:: Short task ::
Reproduce the records exactly.

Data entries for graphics
◆ ◆ ◆
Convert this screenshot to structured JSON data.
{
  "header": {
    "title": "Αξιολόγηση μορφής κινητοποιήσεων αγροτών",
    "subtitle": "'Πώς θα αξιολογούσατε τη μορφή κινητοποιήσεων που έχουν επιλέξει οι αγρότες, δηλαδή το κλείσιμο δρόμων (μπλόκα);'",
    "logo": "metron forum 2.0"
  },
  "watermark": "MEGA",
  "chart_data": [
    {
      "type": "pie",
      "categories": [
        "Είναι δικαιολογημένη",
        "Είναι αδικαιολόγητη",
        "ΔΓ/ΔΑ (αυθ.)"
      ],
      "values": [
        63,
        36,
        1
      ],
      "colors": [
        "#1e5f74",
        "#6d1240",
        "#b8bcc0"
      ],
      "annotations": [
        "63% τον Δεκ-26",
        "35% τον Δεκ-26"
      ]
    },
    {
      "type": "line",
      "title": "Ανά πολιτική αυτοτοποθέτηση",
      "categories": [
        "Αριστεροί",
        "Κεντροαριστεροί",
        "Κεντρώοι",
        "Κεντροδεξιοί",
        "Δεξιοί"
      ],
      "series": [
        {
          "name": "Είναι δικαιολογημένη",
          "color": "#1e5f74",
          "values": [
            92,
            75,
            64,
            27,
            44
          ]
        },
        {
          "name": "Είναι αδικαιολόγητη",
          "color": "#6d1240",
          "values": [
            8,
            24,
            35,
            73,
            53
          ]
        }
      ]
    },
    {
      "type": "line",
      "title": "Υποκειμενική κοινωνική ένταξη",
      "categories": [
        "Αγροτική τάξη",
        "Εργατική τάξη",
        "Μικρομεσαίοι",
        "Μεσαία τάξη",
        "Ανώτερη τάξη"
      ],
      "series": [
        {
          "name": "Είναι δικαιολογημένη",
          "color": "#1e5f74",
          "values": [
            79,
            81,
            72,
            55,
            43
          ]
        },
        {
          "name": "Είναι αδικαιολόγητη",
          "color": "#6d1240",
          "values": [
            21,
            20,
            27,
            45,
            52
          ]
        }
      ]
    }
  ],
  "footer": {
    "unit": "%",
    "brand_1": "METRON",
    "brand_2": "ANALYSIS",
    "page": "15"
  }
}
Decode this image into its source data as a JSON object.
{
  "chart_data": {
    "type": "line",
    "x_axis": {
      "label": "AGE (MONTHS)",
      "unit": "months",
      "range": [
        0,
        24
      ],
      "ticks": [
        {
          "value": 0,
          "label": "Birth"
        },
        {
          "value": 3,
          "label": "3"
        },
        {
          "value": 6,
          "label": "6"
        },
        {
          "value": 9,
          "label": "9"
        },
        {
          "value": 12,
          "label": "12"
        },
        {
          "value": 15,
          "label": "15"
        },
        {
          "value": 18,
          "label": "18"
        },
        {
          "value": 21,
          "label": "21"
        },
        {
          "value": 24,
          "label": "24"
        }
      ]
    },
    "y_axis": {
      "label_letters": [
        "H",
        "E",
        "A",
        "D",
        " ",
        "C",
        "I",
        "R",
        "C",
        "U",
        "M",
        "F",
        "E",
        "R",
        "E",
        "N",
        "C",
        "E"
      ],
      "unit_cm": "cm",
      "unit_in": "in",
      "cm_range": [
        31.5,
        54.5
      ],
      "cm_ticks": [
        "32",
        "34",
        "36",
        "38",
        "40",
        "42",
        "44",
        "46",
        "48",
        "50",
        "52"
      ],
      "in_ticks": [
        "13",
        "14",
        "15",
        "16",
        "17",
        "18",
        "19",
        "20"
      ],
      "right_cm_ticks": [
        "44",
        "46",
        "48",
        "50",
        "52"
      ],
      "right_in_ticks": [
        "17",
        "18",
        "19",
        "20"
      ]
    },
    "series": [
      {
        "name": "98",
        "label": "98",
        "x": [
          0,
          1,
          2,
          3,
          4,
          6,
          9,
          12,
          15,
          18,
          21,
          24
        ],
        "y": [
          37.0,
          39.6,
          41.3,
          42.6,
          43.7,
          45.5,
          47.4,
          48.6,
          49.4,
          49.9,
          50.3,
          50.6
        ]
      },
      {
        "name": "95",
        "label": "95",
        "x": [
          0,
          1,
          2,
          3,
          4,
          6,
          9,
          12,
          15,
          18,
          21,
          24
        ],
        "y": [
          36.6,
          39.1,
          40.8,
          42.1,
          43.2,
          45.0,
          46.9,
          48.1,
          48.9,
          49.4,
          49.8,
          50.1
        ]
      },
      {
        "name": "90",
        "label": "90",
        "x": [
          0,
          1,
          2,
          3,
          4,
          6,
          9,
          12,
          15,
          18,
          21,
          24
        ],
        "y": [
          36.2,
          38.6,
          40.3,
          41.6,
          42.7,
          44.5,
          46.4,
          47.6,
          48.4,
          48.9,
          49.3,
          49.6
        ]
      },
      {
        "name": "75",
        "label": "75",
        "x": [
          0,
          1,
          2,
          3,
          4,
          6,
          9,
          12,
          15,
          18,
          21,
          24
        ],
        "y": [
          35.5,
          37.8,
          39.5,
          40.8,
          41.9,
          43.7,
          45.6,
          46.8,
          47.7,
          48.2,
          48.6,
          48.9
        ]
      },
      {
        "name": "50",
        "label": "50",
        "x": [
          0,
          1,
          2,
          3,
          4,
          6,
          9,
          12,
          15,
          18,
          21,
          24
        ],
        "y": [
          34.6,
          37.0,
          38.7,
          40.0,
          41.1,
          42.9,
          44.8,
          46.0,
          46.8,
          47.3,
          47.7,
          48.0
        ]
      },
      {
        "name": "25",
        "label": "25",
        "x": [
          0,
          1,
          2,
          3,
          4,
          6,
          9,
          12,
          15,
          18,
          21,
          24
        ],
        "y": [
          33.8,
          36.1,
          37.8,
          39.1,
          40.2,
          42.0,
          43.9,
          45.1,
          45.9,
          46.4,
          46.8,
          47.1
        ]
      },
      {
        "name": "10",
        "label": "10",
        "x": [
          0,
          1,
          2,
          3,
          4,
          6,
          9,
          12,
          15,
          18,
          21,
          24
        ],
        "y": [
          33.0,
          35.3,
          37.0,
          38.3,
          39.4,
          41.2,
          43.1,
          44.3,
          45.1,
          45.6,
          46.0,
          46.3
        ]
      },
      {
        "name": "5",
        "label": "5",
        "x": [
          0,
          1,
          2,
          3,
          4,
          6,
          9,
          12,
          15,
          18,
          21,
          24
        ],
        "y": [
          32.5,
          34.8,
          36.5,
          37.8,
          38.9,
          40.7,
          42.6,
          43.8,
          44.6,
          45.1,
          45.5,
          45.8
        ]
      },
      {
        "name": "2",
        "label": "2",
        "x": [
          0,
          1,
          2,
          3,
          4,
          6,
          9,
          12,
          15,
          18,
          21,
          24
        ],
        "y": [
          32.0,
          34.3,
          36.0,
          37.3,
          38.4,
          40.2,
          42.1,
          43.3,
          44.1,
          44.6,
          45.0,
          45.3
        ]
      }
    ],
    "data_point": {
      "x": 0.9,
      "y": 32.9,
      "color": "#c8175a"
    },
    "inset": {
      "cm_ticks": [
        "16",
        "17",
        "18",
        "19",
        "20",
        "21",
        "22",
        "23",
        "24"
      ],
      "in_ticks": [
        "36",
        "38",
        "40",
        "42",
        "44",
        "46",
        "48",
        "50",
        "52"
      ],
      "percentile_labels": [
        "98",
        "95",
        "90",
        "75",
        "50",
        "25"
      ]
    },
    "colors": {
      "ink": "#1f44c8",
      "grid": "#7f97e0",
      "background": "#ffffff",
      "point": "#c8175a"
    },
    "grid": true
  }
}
◆ ◆ ◆
:: Complete response ::
Convert this screenshot to structured JSON data.
{
  "header": {
    "title": "Αξιολόγηση μορφής κινητοποιήσεων αγροτών",
    "subtitle": "'Πώς θα αξιολογούσατε τη μορφή κινητοποιήσεων που έχουν επιλέξει οι αγρότες, δηλαδή το κλείσιμο δρόμων (μπλόκα);'",
    "logo": "metron forum 2.0"
  },
  "watermark": "MEGA",
  "chart_data": [
    {
      "type": "pie",
      "categories": [
        "Είναι δικαιολογημένη",
        "Είναι αδικαιολόγητη",
        "ΔΓ/ΔΑ (αυθ.)"
      ],
      "values": [
        63,
        36,
        1
      ],
      "colors": [
        "#1e5f74",
        "#6d1240",
        "#b8bcc0"
      ],
      "annotations": [
        "63% τον Δεκ-26",
        "35% τον Δεκ-26"
      ]
    },
    {
      "type": "line",
      "title": "Ανά πολιτική αυτοτοποθέτηση",
      "categories": [
        "Αριστεροί",
        "Κεντροαριστεροί",
        "Κεντρώοι",
        "Κεντροδεξιοί",
        "Δεξιοί"
      ],
      "series": [
        {
          "name": "Είναι δικαιολογημένη",
          "color": "#1e5f74",
          "values": [
            92,
            75,
            64,
            27,
            44
          ]
        },
        {
          "name": "Είναι αδικαιολόγητη",
          "color": "#6d1240",
          "values": [
            8,
            24,
            35,
            73,
            53
          ]
        }
      ]
    },
    {
      "type": "line",
      "title": "Υποκειμενική κοινωνική ένταξη",
      "categories": [
        "Αγροτική τάξη",
        "Εργατική τάξη",
        "Μικρομεσαίοι",
        "Μεσαία τάξη",
        "Ανώτερη τάξη"
      ],
      "series": [
        {
          "name": "Είναι δικαιολογημένη",
          "color": "#1e5f74",
          "values": [
            79,
            81,
            72,
            55,
            43
          ]
        },
        {
          "name": "Είναι αδικαιολόγητη",
          "color": "#6d1240",
          "values": [
            21,
            20,
            27,
            45,
            52
          ]
        }
      ]
    }
  ],
  "footer": {
    "unit": "%",
    "brand_1": "METRON",
    "brand_2": "ANALYSIS",
    "page": "15"
  }
}
Decode this image into its source data as a JSON object.
{
  "chart_data": {
    "type": "line",
    "x_axis": {
      "label": "AGE (MONTHS)",
      "unit": "months",
      "range": [
        0,
        24
      ],
      "ticks": [
        {
          "value": 0,
          "label": "Birth"
        },
        {
          "value": 3,
          "label": "3"
        },
        {
          "value": 6,
          "label": "6"
        },
        {
          "value": 9,
          "label": "9"
        },
        {
          "value": 12,
          "label": "12"
        },
        {
          "value": 15,
          "label": "15"
        },
        {
          "value": 18,
          "label": "18"
        },
        {
          "value": 21,
          "label": "21"
        },
        {
          "value": 24,
          "label": "24"
        }
      ]
    },
    "y_axis": {
      "label_letters": [
        "H",
        "E",
        "A",
        "D",
        " ",
        "C",
        "I",
        "R",
        "C",
        "U",
        "M",
        "F",
        "E",
        "R",
        "E",
        "N",
        "C",
        "E"
      ],
      "unit_cm": "cm",
      "unit_in": "in",
      "cm_range": [
        31.5,
        54.5
      ],
      "cm_ticks": [
        "32",
        "34",
        "36",
        "38",
        "40",
        "42",
        "44",
        "46",
        "48",
        "50",
        "52"
      ],
      "in_ticks": [
        "13",
        "14",
        "15",
        "16",
        "17",
        "18",
        "19",
        "20"
      ],
      "right_cm_ticks": [
        "44",
        "46",
        "48",
        "50",
        "52"
      ],
      "right_in_ticks": [
        "17",
        "18",
        "19",
        "20"
      ]
    },
    "series": [
      {
        "name": "98",
        "label": "98",
        "x": [
          0,
          1,
          2,
          3,
          4,
          6,
          9,
          12,
          15,
          18,
          21,
          24
        ],
        "y": [
          37.0,
          39.6,
          41.3,
          42.6,
          43.7,
          45.5,
          47.4,
          48.6,
          49.4,
          49.9,
          50.3,
          50.6
        ]
      },
      {
        "name": "95",
        "label": "95",
        "x": [
          0,
          1,
          2,
          3,
          4,
          6,
          9,
          12,
          15,
          18,
          21,
          24
        ],
        "y": [
          36.6,
          39.1,
          40.8,
          42.1,
          43.2,
          45.0,
          46.9,
          48.1,
          48.9,
          49.4,
          49.8,
          50.1
        ]
      },
      {
        "name": "90",
        "label": "90",
        "x": [
          0,
          1,
          2,
          3,
          4,
          6,
          9,
          12,
          15,
          18,
          21,
          24
        ],
        "y": [
          36.2,
          38.6,
          40.3,
          41.6,
          42.7,
          44.5,
          46.4,
          47.6,
          48.4,
          48.9,
          49.3,
          49.6
        ]
      },
      {
        "name": "75",
        "label": "75",
        "x": [
          0,
          1,
          2,
          3,
          4,
          6,
          9,
          12,
          15,
          18,
          21,
          24
        ],
        "y": [
          35.5,
          37.8,
          39.5,
          40.8,
          41.9,
          43.7,
          45.6,
          46.8,
          47.7,
          48.2,
          48.6,
          48.9
        ]
      },
      {
        "name": "50",
        "label": "50",
        "x": [
          0,
          1,
          2,
          3,
          4,
          6,
          9,
          12,
          15,
          18,
          21,
          24
        ],
        "y": [
          34.6,
          37.0,
          38.7,
          40.0,
          41.1,
          42.9,
          44.8,
          46.0,
          46.8,
          47.3,
          47.7,
          48.0
        ]
      },
      {
        "name": "25",
        "label": "25",
        "x": [
          0,
          1,
          2,
          3,
          4,
          6,
          9,
          12,
          15,
          18,
          21,
          24
        ],
        "y": [
          33.8,
          36.1,
          37.8,
          39.1,
          40.2,
          42.0,
          43.9,
          45.1,
          45.9,
          46.4,
          46.8,
          47.1
        ]
      },
      {
        "name": "10",
        "label": "10",
        "x": [
          0,
          1,
          2,
          3,
          4,
          6,
          9,
          12,
          15,
          18,
          21,
          24
        ],
        "y": [
          33.0,
          35.3,
          37.0,
          38.3,
          39.4,
          41.2,
          43.1,
          44.3,
          45.1,
          45.6,
          46.0,
          46.3
        ]
      },
      {
        "name": "5",
        "label": "5",
        "x": [
          0,
          1,
          2,
          3,
          4,
          6,
          9,
          12,
          15,
          18,
          21,
          24
        ],
        "y": [
          32.5,
          34.8,
          36.5,
          37.8,
          38.9,
          40.7,
          42.6,
          43.8,
          44.6,
          45.1,
          45.5,
          45.8
        ]
      },
      {
        "name": "2",
        "label": "2",
        "x": [
          0,
          1,
          2,
          3,
          4,
          6,
          9,
          12,
          15,
          18,
          21,
          24
        ],
        "y": [
          32.0,
          34.3,
          36.0,
          37.3,
          38.4,
          40.2,
          42.1,
          43.3,
          44.1,
          44.6,
          45.0,
          45.3
        ]
      }
    ],
    "data_point": {
      "x": 0.9,
      "y": 32.9,
      "color": "#c8175a"
    },
    "inset": {
      "cm_ticks": [
        "16",
        "17",
        "18",
        "19",
        "20",
        "21",
        "22",
        "23",
        "24"
      ],
      "in_ticks": [
        "36",
        "38",
        "40",
        "42",
        "44",
        "46",
        "48",
        "50",
        "52"
      ],
      "percentile_labels": [
        "98",
        "95",
        "90",
        "75",
        "50",
        "25"
      ]
    },
    "colors": {
      "ink": "#1f44c8",
      "grid": "#7f97e0",
      "background": "#ffffff",
      "point": "#c8175a"
    },
    "grid": true
  }
}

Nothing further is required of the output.